WORK REQUIRED -> Quote all entries exactly, leaving pictures aside.

GIVEN DATA ->
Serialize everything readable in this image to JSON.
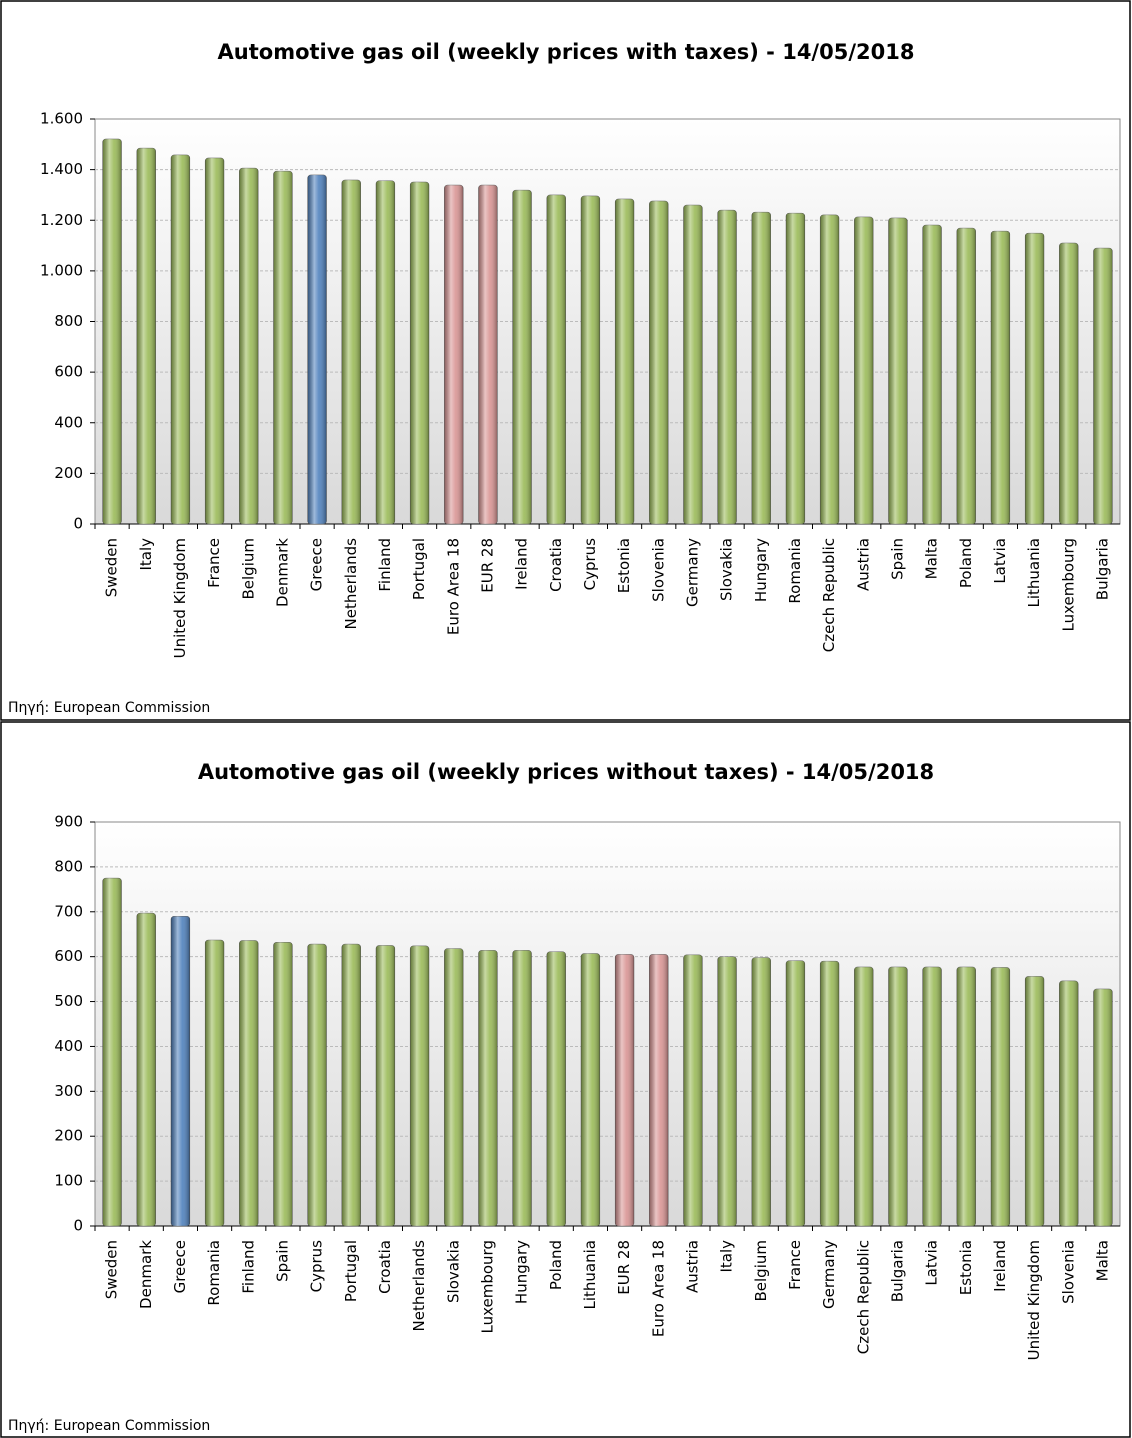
{
  "chart_data": [
    {
      "type": "bar",
      "title": "Automotive gas oil (weekly prices with taxes) - 14/05/2018",
      "source": "Πηγή: European Commission",
      "categories": [
        "Sweden",
        "Italy",
        "United Kingdom",
        "France",
        "Belgium",
        "Denmark",
        "Greece",
        "Netherlands",
        "Finland",
        "Portugal",
        "Euro Area 18",
        "EUR 28",
        "Ireland",
        "Croatia",
        "Cyprus",
        "Estonia",
        "Slovenia",
        "Germany",
        "Slovakia",
        "Hungary",
        "Romania",
        "Czech Republic",
        "Austria",
        "Spain",
        "Malta",
        "Poland",
        "Latvia",
        "Lithuania",
        "Luxembourg",
        "Bulgaria"
      ],
      "values": [
        1521,
        1485,
        1458,
        1446,
        1406,
        1394,
        1379,
        1359,
        1356,
        1351,
        1339,
        1339,
        1319,
        1300,
        1296,
        1284,
        1276,
        1260,
        1240,
        1232,
        1228,
        1221,
        1213,
        1209,
        1181,
        1169,
        1157,
        1149,
        1110,
        1090
      ],
      "colors": [
        "#9bbb59",
        "#9bbb59",
        "#9bbb59",
        "#9bbb59",
        "#9bbb59",
        "#9bbb59",
        "#4f81bd",
        "#9bbb59",
        "#9bbb59",
        "#9bbb59",
        "#d99594",
        "#d99594",
        "#9bbb59",
        "#9bbb59",
        "#9bbb59",
        "#9bbb59",
        "#9bbb59",
        "#9bbb59",
        "#9bbb59",
        "#9bbb59",
        "#9bbb59",
        "#9bbb59",
        "#9bbb59",
        "#9bbb59",
        "#9bbb59",
        "#9bbb59",
        "#9bbb59",
        "#9bbb59",
        "#9bbb59",
        "#9bbb59"
      ],
      "ylim": [
        0,
        1600
      ],
      "yticks": [
        0,
        200,
        400,
        600,
        800,
        {
          "value": 1000,
          "label": "1.000"
        },
        {
          "value": 1200,
          "label": "1.200"
        },
        {
          "value": 1400,
          "label": "1.400"
        },
        {
          "value": 1600,
          "label": "1.600"
        }
      ],
      "grid": true
    },
    {
      "type": "bar",
      "title": "Automotive gas oil (weekly prices without taxes) - 14/05/2018",
      "source": "Πηγή: European Commission",
      "categories": [
        "Sweden",
        "Denmark",
        "Greece",
        "Romania",
        "Finland",
        "Spain",
        "Cyprus",
        "Portugal",
        "Croatia",
        "Netherlands",
        "Slovakia",
        "Luxembourg",
        "Hungary",
        "Poland",
        "Lithuania",
        "EUR 28",
        "Euro Area 18",
        "Austria",
        "Italy",
        "Belgium",
        "France",
        "Germany",
        "Czech Republic",
        "Bulgaria",
        "Latvia",
        "Estonia",
        "Ireland",
        "United Kingdom",
        "Slovenia",
        "Malta"
      ],
      "values": [
        775,
        697,
        690,
        637,
        636,
        632,
        628,
        628,
        625,
        624,
        618,
        614,
        614,
        611,
        607,
        605,
        605,
        604,
        600,
        598,
        591,
        590,
        577,
        577,
        577,
        577,
        576,
        556,
        546,
        528
      ],
      "colors": [
        "#9bbb59",
        "#9bbb59",
        "#4f81bd",
        "#9bbb59",
        "#9bbb59",
        "#9bbb59",
        "#9bbb59",
        "#9bbb59",
        "#9bbb59",
        "#9bbb59",
        "#9bbb59",
        "#9bbb59",
        "#9bbb59",
        "#9bbb59",
        "#9bbb59",
        "#d99594",
        "#d99594",
        "#9bbb59",
        "#9bbb59",
        "#9bbb59",
        "#9bbb59",
        "#9bbb59",
        "#9bbb59",
        "#9bbb59",
        "#9bbb59",
        "#9bbb59",
        "#9bbb59",
        "#9bbb59",
        "#9bbb59",
        "#9bbb59"
      ],
      "ylim": [
        0,
        900
      ],
      "yticks": [
        0,
        100,
        200,
        300,
        400,
        500,
        600,
        700,
        800,
        900
      ],
      "grid": true
    }
  ]
}
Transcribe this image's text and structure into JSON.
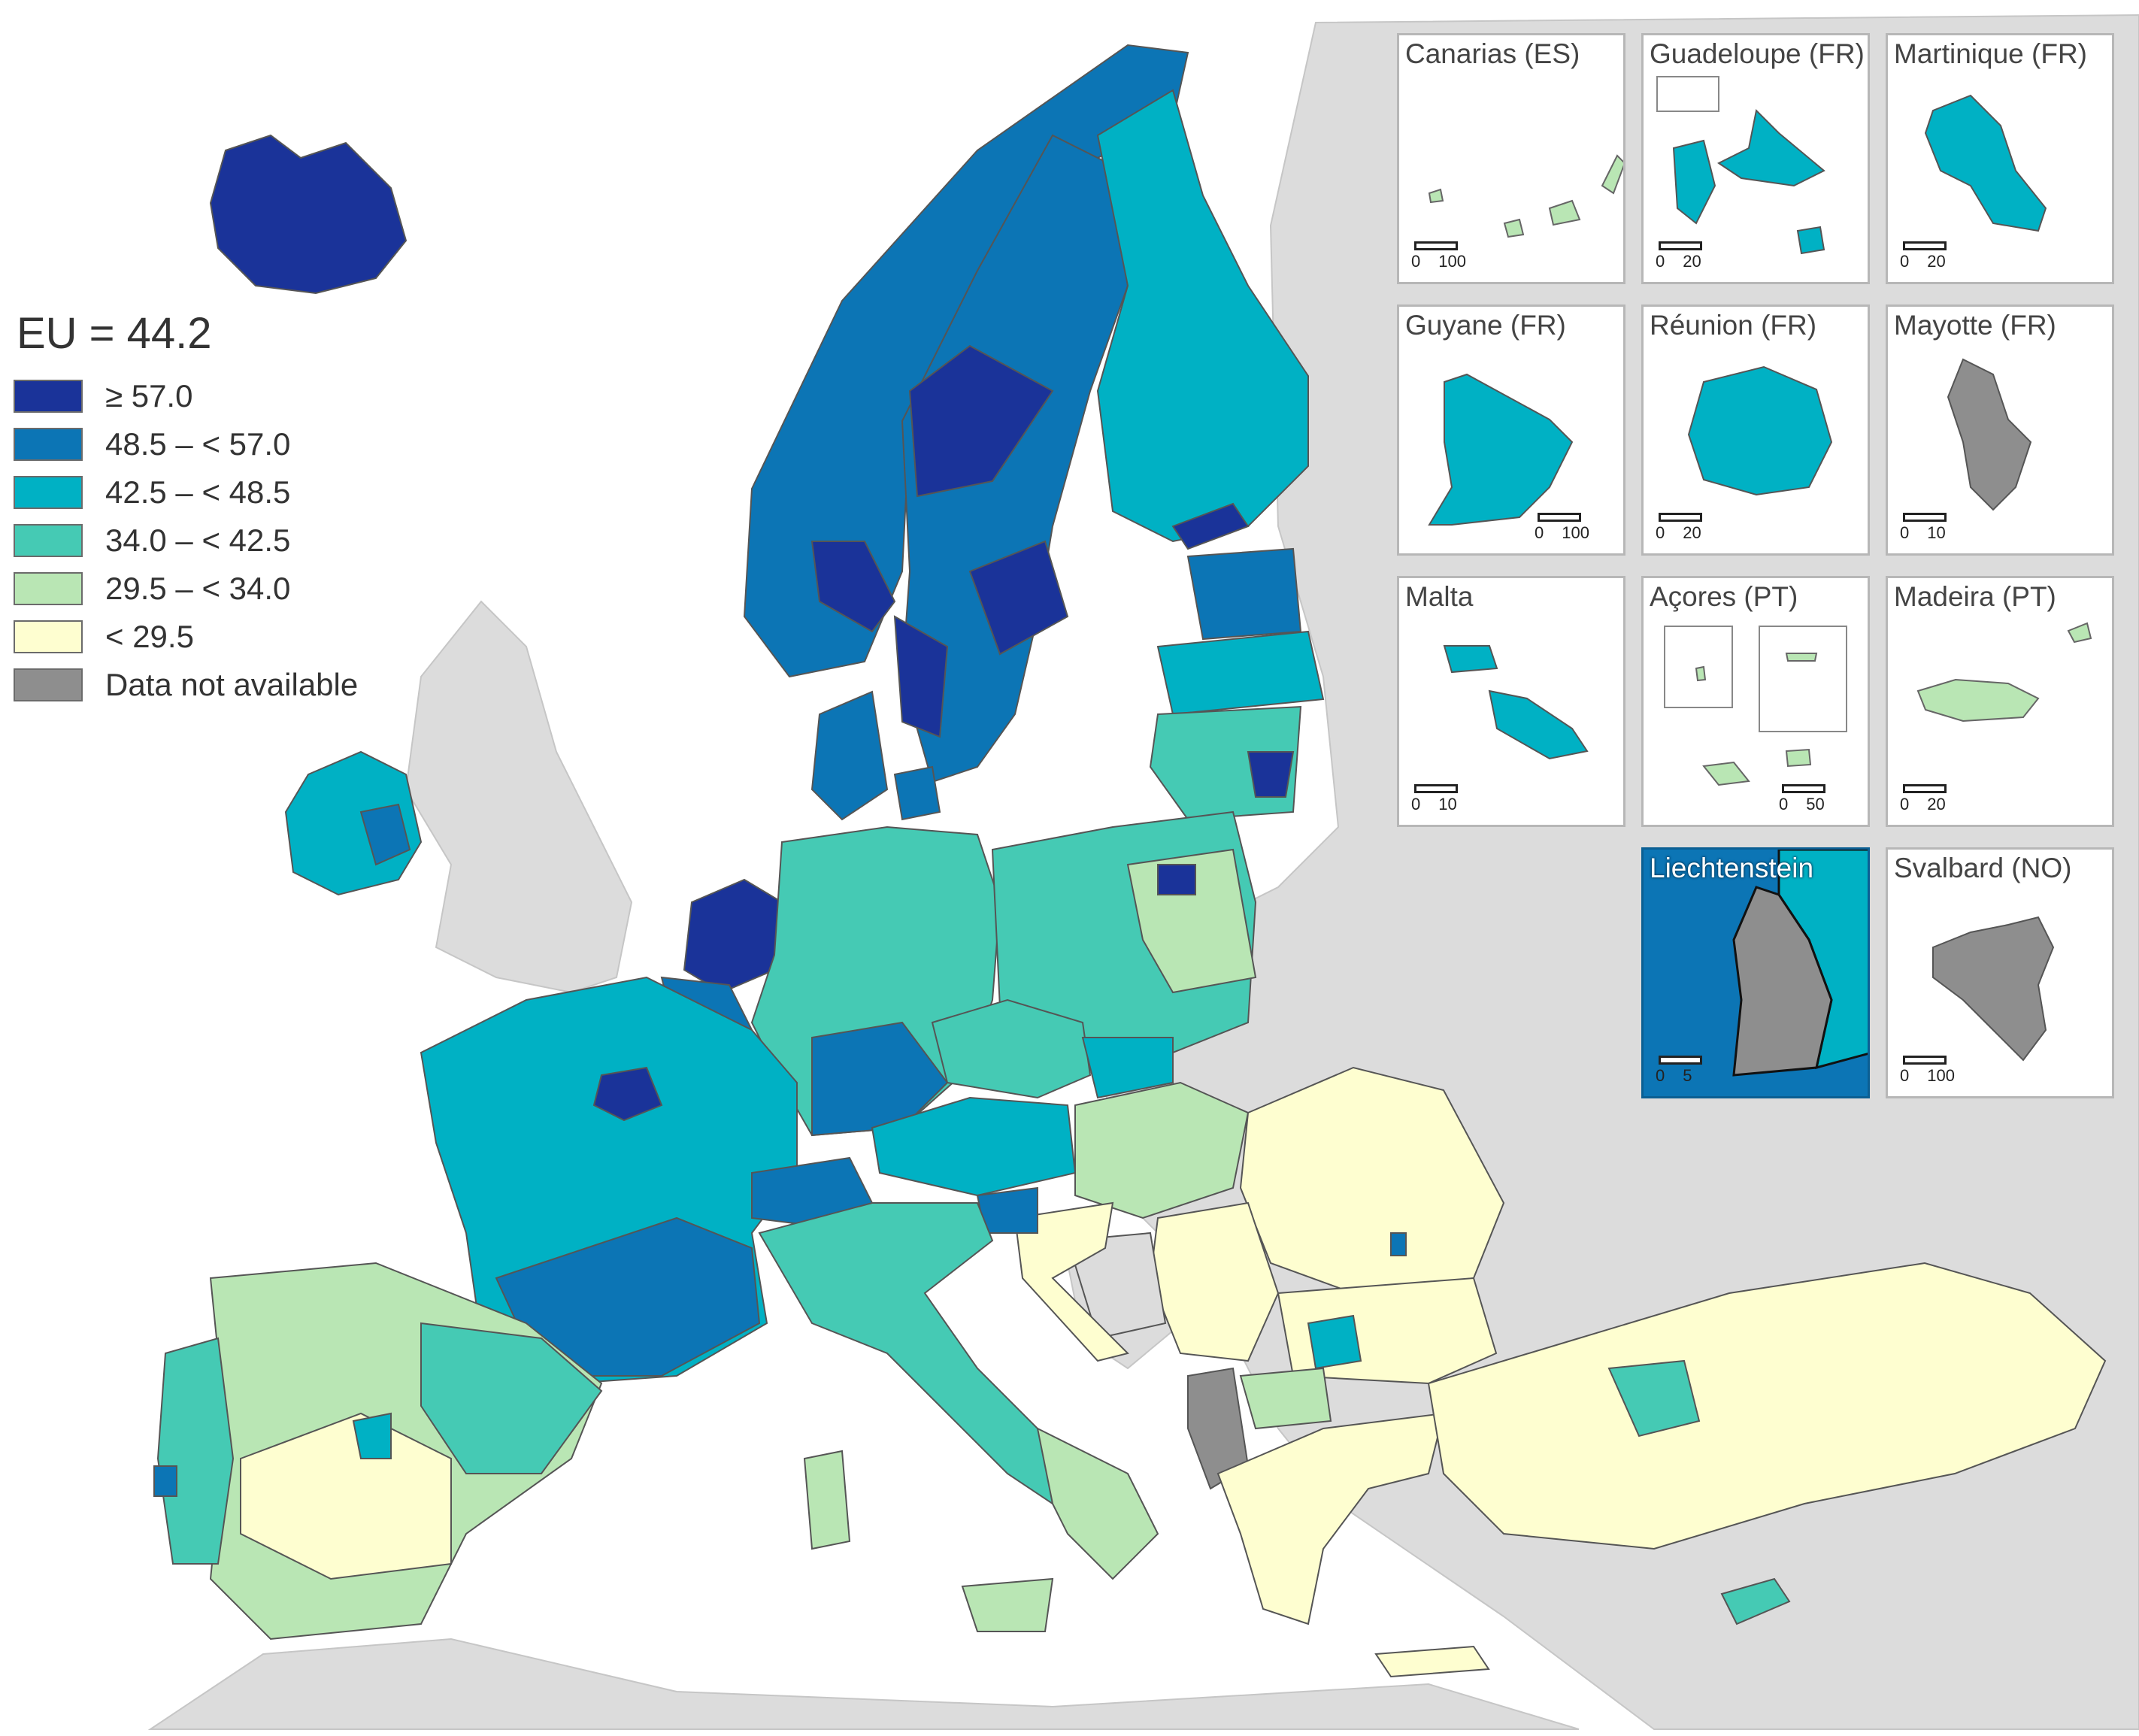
{
  "legend": {
    "title": "EU = 44.2",
    "classes": [
      {
        "label": "≥ 57.0",
        "color": "#1a3399"
      },
      {
        "label": "48.5 – < 57.0",
        "color": "#0c75b5"
      },
      {
        "label": "42.5 – < 48.5",
        "color": "#00b1c4"
      },
      {
        "label": "34.0 – < 42.5",
        "color": "#45cab4"
      },
      {
        "label": "29.5 – < 34.0",
        "color": "#b9e6b4"
      },
      {
        "label": "< 29.5",
        "color": "#fefed0"
      },
      {
        "label": "Data not available",
        "color": "#8e8e8e"
      }
    ]
  },
  "non_data_colors": {
    "sea": "#ffffff",
    "non_reporting_land": "#dcdcdc",
    "border": "#111111"
  },
  "insets": [
    {
      "title": "Canarias (ES)",
      "scale": [
        "0",
        "100"
      ]
    },
    {
      "title": "Guadeloupe (FR)",
      "scale": [
        "0",
        "20"
      ]
    },
    {
      "title": "Martinique (FR)",
      "scale": [
        "0",
        "20"
      ]
    },
    {
      "title": "Guyane (FR)",
      "scale": [
        "0",
        "100"
      ]
    },
    {
      "title": "Réunion (FR)",
      "scale": [
        "0",
        "20"
      ]
    },
    {
      "title": "Mayotte (FR)",
      "scale": [
        "0",
        "10"
      ]
    },
    {
      "title": "Malta",
      "scale": [
        "0",
        "10"
      ]
    },
    {
      "title": "Açores (PT)",
      "scale": [
        "0",
        "50"
      ]
    },
    {
      "title": "Madeira (PT)",
      "scale": [
        "0",
        "20"
      ]
    },
    {
      "title": "Liechtenstein",
      "scale": [
        "0",
        "5"
      ]
    },
    {
      "title": "Svalbard (NO)",
      "scale": [
        "0",
        "100"
      ]
    }
  ]
}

RESPONSE TO THE TASK ->
Serialize everything readable in this image to JSON.
{
  "chart_data": [
    {
      "type": "bar",
      "title": "Automotive gas oil (weekly prices with taxes) - 14/05/2018",
      "source": "Πηγή: European Commission",
      "categories": [
        "Sweden",
        "Italy",
        "United Kingdom",
        "France",
        "Belgium",
        "Denmark",
        "Greece",
        "Netherlands",
        "Finland",
        "Portugal",
        "Euro Area 18",
        "EUR 28",
        "Ireland",
        "Croatia",
        "Cyprus",
        "Estonia",
        "Slovenia",
        "Germany",
        "Slovakia",
        "Hungary",
        "Romania",
        "Czech Republic",
        "Austria",
        "Spain",
        "Malta",
        "Poland",
        "Latvia",
        "Lithuania",
        "Luxembourg",
        "Bulgaria"
      ],
      "values": [
        1521,
        1485,
        1458,
        1446,
        1406,
        1394,
        1379,
        1359,
        1356,
        1351,
        1339,
        1339,
        1319,
        1300,
        1296,
        1284,
        1276,
        1260,
        1240,
        1232,
        1228,
        1221,
        1213,
        1209,
        1181,
        1169,
        1157,
        1149,
        1110,
        1090
      ],
      "colors": [
        "#9bbb59",
        "#9bbb59",
        "#9bbb59",
        "#9bbb59",
        "#9bbb59",
        "#9bbb59",
        "#4f81bd",
        "#9bbb59",
        "#9bbb59",
        "#9bbb59",
        "#d99594",
        "#d99594",
        "#9bbb59",
        "#9bbb59",
        "#9bbb59",
        "#9bbb59",
        "#9bbb59",
        "#9bbb59",
        "#9bbb59",
        "#9bbb59",
        "#9bbb59",
        "#9bbb59",
        "#9bbb59",
        "#9bbb59",
        "#9bbb59",
        "#9bbb59",
        "#9bbb59",
        "#9bbb59",
        "#9bbb59",
        "#9bbb59"
      ],
      "ylim": [
        0,
        1600
      ],
      "yticks": [
        0,
        200,
        400,
        600,
        800,
        {
          "value": 1000,
          "label": "1.000"
        },
        {
          "value": 1200,
          "label": "1.200"
        },
        {
          "value": 1400,
          "label": "1.400"
        },
        {
          "value": 1600,
          "label": "1.600"
        }
      ],
      "grid": true
    },
    {
      "type": "bar",
      "title": "Automotive gas oil (weekly prices without taxes) - 14/05/2018",
      "source": "Πηγή: European Commission",
      "categories": [
        "Sweden",
        "Denmark",
        "Greece",
        "Romania",
        "Finland",
        "Spain",
        "Cyprus",
        "Portugal",
        "Croatia",
        "Netherlands",
        "Slovakia",
        "Luxembourg",
        "Hungary",
        "Poland",
        "Lithuania",
        "EUR 28",
        "Euro Area 18",
        "Austria",
        "Italy",
        "Belgium",
        "France",
        "Germany",
        "Czech Republic",
        "Bulgaria",
        "Latvia",
        "Estonia",
        "Ireland",
        "United Kingdom",
        "Slovenia",
        "Malta"
      ],
      "values": [
        775,
        697,
        690,
        637,
        636,
        632,
        628,
        628,
        625,
        624,
        618,
        614,
        614,
        611,
        607,
        605,
        605,
        604,
        600,
        598,
        591,
        590,
        577,
        577,
        577,
        577,
        576,
        556,
        546,
        528
      ],
      "colors": [
        "#9bbb59",
        "#9bbb59",
        "#4f81bd",
        "#9bbb59",
        "#9bbb59",
        "#9bbb59",
        "#9bbb59",
        "#9bbb59",
        "#9bbb59",
        "#9bbb59",
        "#9bbb59",
        "#9bbb59",
        "#9bbb59",
        "#9bbb59",
        "#9bbb59",
        "#d99594",
        "#d99594",
        "#9bbb59",
        "#9bbb59",
        "#9bbb59",
        "#9bbb59",
        "#9bbb59",
        "#9bbb59",
        "#9bbb59",
        "#9bbb59",
        "#9bbb59",
        "#9bbb59",
        "#9bbb59",
        "#9bbb59",
        "#9bbb59"
      ],
      "ylim": [
        0,
        900
      ],
      "yticks": [
        0,
        100,
        200,
        300,
        400,
        500,
        600,
        700,
        800,
        900
      ],
      "grid": true
    }
  ]
}
Transcribe this image's text and structure into JSON.
{
  "legend": {
    "title": "EU = 44.2",
    "classes": [
      {
        "label": "≥ 57.0",
        "color": "#1a3399"
      },
      {
        "label": "48.5 – < 57.0",
        "color": "#0c75b5"
      },
      {
        "label": "42.5 – < 48.5",
        "color": "#00b1c4"
      },
      {
        "label": "34.0 – < 42.5",
        "color": "#45cab4"
      },
      {
        "label": "29.5 – < 34.0",
        "color": "#b9e6b4"
      },
      {
        "label": "< 29.5",
        "color": "#fefed0"
      },
      {
        "label": "Data not available",
        "color": "#8e8e8e"
      }
    ]
  },
  "non_data_colors": {
    "sea": "#ffffff",
    "non_reporting_land": "#dcdcdc",
    "border": "#111111"
  },
  "insets": [
    {
      "title": "Canarias (ES)",
      "scale": [
        "0",
        "100"
      ]
    },
    {
      "title": "Guadeloupe (FR)",
      "scale": [
        "0",
        "20"
      ]
    },
    {
      "title": "Martinique (FR)",
      "scale": [
        "0",
        "20"
      ]
    },
    {
      "title": "Guyane (FR)",
      "scale": [
        "0",
        "100"
      ]
    },
    {
      "title": "Réunion (FR)",
      "scale": [
        "0",
        "20"
      ]
    },
    {
      "title": "Mayotte (FR)",
      "scale": [
        "0",
        "10"
      ]
    },
    {
      "title": "Malta",
      "scale": [
        "0",
        "10"
      ]
    },
    {
      "title": "Açores (PT)",
      "scale": [
        "0",
        "50"
      ]
    },
    {
      "title": "Madeira (PT)",
      "scale": [
        "0",
        "20"
      ]
    },
    {
      "title": "Liechtenstein",
      "scale": [
        "0",
        "5"
      ]
    },
    {
      "title": "Svalbard (NO)",
      "scale": [
        "0",
        "100"
      ]
    }
  ]
}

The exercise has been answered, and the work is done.